### WORK REQUIRED
Report how many lines hold the word "received"; give nothing but the number.

-- BEGIN --

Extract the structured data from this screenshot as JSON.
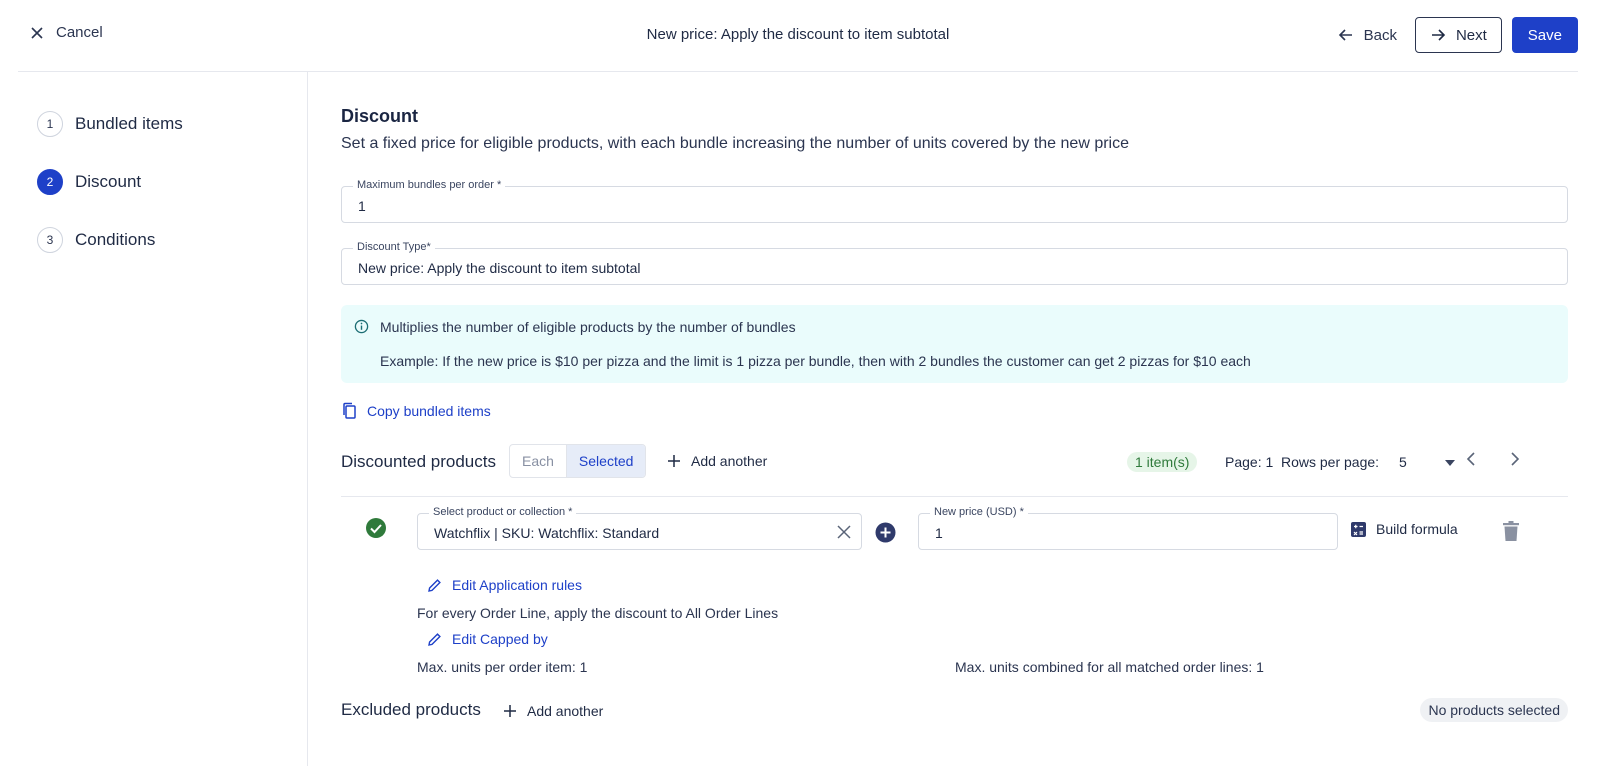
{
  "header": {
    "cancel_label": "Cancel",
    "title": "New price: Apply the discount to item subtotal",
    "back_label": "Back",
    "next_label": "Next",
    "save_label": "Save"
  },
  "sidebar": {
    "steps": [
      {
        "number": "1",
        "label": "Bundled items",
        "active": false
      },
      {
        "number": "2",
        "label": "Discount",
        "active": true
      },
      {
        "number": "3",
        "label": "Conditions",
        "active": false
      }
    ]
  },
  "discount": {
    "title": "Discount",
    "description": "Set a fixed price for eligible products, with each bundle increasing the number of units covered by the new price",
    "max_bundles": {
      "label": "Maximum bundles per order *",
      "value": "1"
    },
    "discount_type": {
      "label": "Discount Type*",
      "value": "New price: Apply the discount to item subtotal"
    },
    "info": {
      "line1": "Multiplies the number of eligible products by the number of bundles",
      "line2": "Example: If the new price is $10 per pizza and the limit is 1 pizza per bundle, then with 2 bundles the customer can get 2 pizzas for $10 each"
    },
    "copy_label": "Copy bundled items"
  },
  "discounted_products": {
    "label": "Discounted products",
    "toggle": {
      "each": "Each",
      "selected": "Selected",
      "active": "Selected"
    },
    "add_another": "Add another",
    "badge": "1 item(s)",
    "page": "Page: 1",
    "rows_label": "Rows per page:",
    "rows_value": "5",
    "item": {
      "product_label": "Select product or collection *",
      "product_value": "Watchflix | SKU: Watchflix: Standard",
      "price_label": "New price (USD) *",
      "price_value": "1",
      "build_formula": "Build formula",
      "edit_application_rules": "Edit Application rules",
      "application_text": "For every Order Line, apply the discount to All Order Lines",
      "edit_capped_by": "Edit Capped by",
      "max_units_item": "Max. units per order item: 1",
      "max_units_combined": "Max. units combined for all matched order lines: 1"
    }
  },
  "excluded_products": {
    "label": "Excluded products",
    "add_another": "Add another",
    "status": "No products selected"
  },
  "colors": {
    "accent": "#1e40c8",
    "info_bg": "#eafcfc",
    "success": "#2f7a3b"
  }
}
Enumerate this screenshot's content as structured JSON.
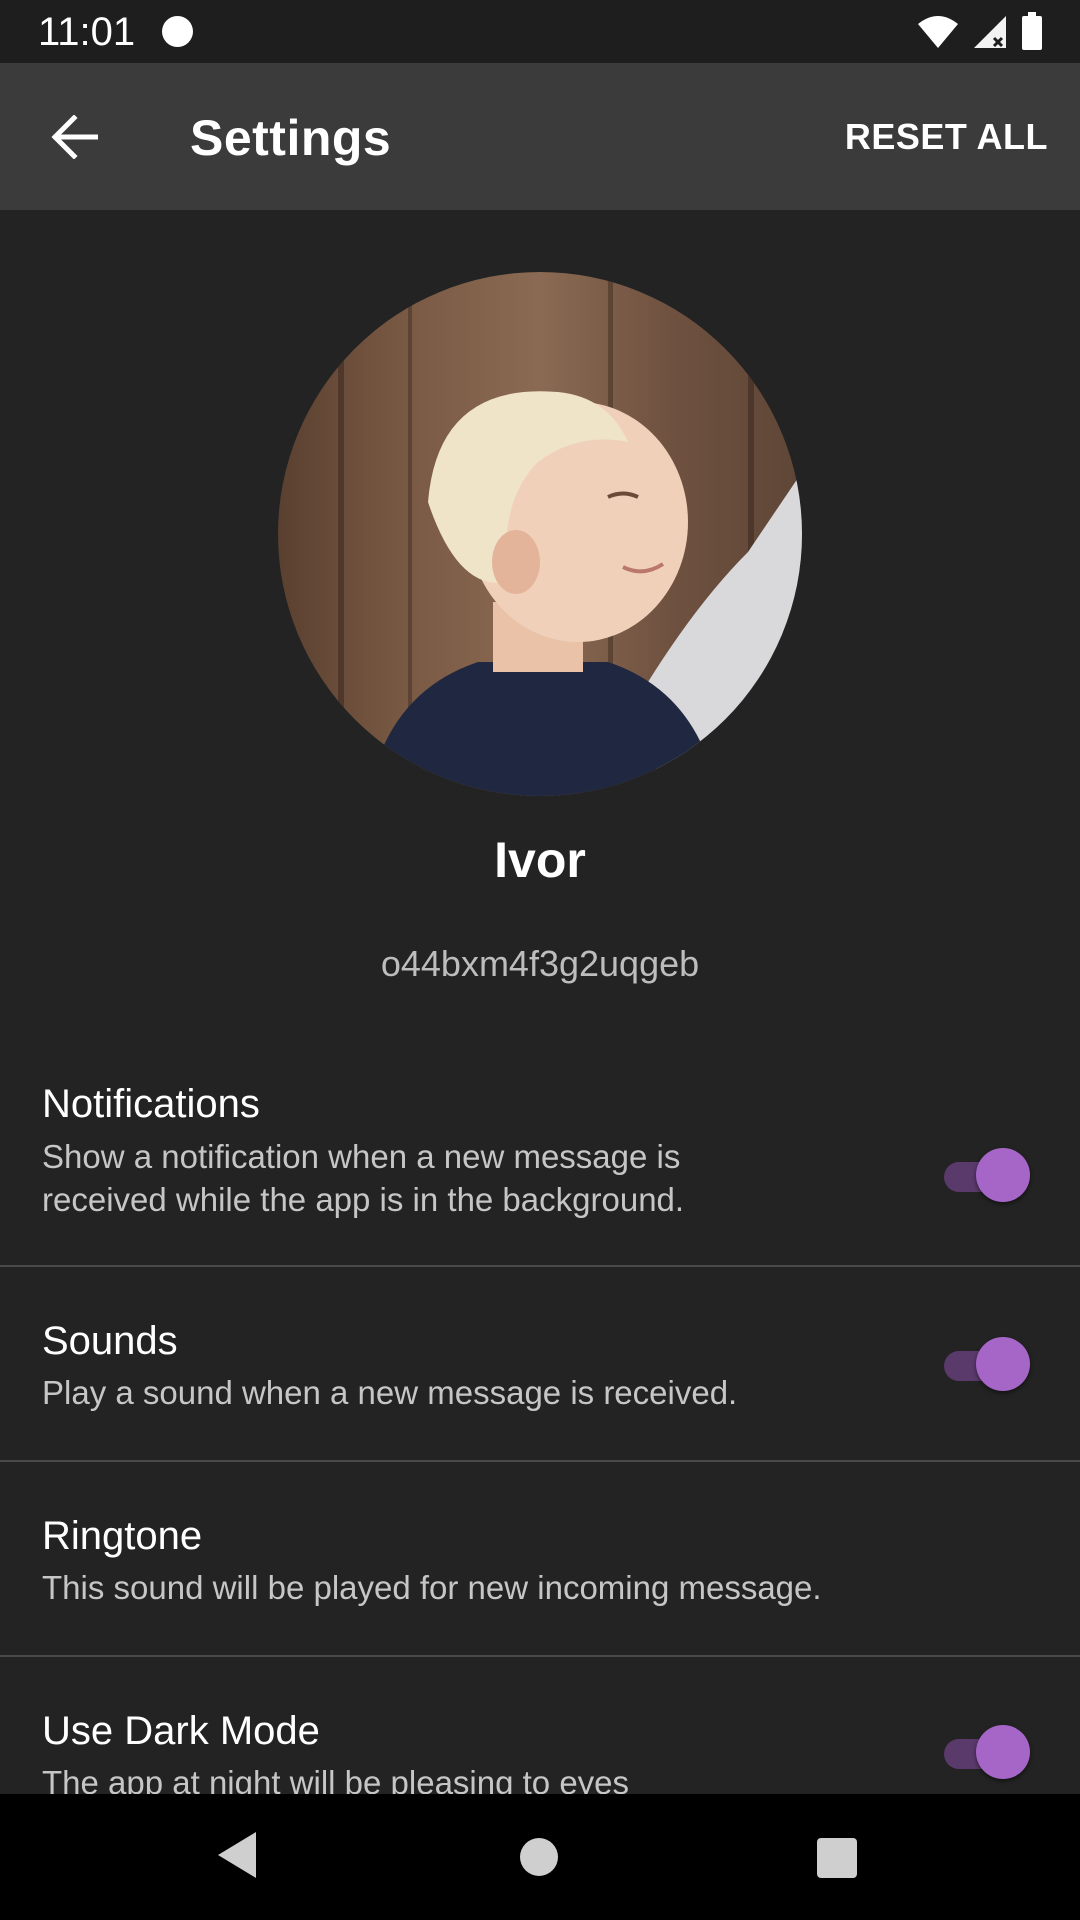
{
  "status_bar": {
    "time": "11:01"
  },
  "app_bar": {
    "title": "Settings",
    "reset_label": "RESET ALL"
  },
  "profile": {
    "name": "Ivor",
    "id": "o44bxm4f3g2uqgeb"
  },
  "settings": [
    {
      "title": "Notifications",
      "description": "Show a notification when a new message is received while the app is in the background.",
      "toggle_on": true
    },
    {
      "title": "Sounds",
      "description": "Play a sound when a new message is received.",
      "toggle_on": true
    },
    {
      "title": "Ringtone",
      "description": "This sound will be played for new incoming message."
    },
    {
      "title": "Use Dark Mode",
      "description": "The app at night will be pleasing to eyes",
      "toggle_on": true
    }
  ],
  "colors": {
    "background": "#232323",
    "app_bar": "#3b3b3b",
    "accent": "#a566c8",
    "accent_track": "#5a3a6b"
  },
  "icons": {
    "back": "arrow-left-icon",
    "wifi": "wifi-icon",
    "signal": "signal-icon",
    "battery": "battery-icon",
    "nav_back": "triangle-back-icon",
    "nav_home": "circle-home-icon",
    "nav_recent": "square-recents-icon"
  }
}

-- END --

### IN RESPONSE
2